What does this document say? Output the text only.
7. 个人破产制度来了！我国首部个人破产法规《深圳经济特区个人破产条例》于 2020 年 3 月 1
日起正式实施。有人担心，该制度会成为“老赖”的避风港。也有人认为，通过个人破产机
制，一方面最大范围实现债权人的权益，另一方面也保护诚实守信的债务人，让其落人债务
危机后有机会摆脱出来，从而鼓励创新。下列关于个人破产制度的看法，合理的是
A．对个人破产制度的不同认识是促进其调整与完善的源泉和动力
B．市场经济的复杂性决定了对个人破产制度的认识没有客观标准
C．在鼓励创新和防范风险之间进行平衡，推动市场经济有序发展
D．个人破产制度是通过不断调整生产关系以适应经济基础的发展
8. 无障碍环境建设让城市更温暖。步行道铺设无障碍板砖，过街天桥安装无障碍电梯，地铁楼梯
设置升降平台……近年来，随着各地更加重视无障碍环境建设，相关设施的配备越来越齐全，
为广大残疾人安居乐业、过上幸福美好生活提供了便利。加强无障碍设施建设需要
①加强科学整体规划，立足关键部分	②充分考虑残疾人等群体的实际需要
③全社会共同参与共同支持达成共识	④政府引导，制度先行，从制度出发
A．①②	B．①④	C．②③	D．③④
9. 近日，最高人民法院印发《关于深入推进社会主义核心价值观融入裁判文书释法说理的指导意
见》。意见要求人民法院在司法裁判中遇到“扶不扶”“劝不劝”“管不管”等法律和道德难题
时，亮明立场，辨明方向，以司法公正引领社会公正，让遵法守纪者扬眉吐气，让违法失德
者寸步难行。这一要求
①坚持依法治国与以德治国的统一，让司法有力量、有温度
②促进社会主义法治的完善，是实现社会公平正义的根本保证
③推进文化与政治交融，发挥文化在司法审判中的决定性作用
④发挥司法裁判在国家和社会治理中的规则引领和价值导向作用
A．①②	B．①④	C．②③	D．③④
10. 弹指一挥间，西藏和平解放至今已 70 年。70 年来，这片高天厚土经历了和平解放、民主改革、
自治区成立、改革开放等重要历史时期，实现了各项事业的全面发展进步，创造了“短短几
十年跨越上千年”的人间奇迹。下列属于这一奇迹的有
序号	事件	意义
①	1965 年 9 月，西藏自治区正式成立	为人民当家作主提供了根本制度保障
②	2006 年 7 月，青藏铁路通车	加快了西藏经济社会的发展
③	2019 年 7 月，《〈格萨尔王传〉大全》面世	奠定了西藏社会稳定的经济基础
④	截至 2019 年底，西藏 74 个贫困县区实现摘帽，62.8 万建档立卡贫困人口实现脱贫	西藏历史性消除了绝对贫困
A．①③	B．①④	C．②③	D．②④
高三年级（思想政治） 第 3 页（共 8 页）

Problem to work on.
Return the entries above exactly, each one complete.

Result of this exercise.
What does this document say? Output the text only.
7. 个人破产制度来了！我国首部个人破产法规《深圳经济特区个人破产条例》于 2020 年 3 月 1
日起正式实施。有人担心，该制度会成为“老赖”的避风港。也有人认为，通过个人破产机
制，一方面最大范围实现债权人的权益，另一方面也保护诚实守信的债务人，让其落人债务
危机后有机会摆脱出来，从而鼓励创新。下列关于个人破产制度的看法，合理的是
A．对个人破产制度的不同认识是促进其调整与完善的源泉和动力
B．市场经济的复杂性决定了对个人破产制度的认识没有客观标准
C．在鼓励创新和防范风险之间进行平衡，推动市场经济有序发展
D．个人破产制度是通过不断调整生产关系以适应经济基础的发展
8. 无障碍环境建设让城市更温暖。步行道铺设无障碍板砖，过街天桥安装无障碍电梯，地铁楼梯
设置升降平台……近年来，随着各地更加重视无障碍环境建设，相关设施的配备越来越齐全，
为广大残疾人安居乐业、过上幸福美好生活提供了便利。加强无障碍设施建设需要
①加强科学整体规划，立足关键部分	②充分考虑残疾人等群体的实际需要
③全社会共同参与共同支持达成共识	④政府引导，制度先行，从制度出发
A．①②	B．①④	C．②③	D．③④
9. 近日，最高人民法院印发《关于深入推进社会主义核心价值观融入裁判文书释法说理的指导意
见》。意见要求人民法院在司法裁判中遇到“扶不扶”“劝不劝”“管不管”等法律和道德难题
时，亮明立场，辨明方向，以司法公正引领社会公正，让遵法守纪者扬眉吐气，让违法失德
者寸步难行。这一要求
①坚持依法治国与以德治国的统一，让司法有力量、有温度
②促进社会主义法治的完善，是实现社会公平正义的根本保证
③推进文化与政治交融，发挥文化在司法审判中的决定性作用
④发挥司法裁判在国家和社会治理中的规则引领和价值导向作用
A．①②	B．①④	C．②③	D．③④
10. 弹指一挥间，西藏和平解放至今已 70 年。70 年来，这片高天厚土经历了和平解放、民主改革、
自治区成立、改革开放等重要历史时期，实现了各项事业的全面发展进步，创造了“短短几
十年跨越上千年”的人间奇迹。下列属于这一奇迹的有
序号	事件	意义
①	1965 年 9 月，西藏自治区正式成立	为人民当家作主提供了根本制度保障
②	2006 年 7 月，青藏铁路通车	加快了西藏经济社会的发展
③	2019 年 7 月，《〈格萨尔王传〉大全》面世	奠定了西藏社会稳定的经济基础
④	截至 2019 年底，西藏 74 个贫困县区实现摘帽，62.8 万建档立卡贫困人口实现脱贫	西藏历史性消除了绝对贫困
A．①③	B．①④	C．②③	D．②④
高三年级（思想政治） 第 3 页（共 8 页）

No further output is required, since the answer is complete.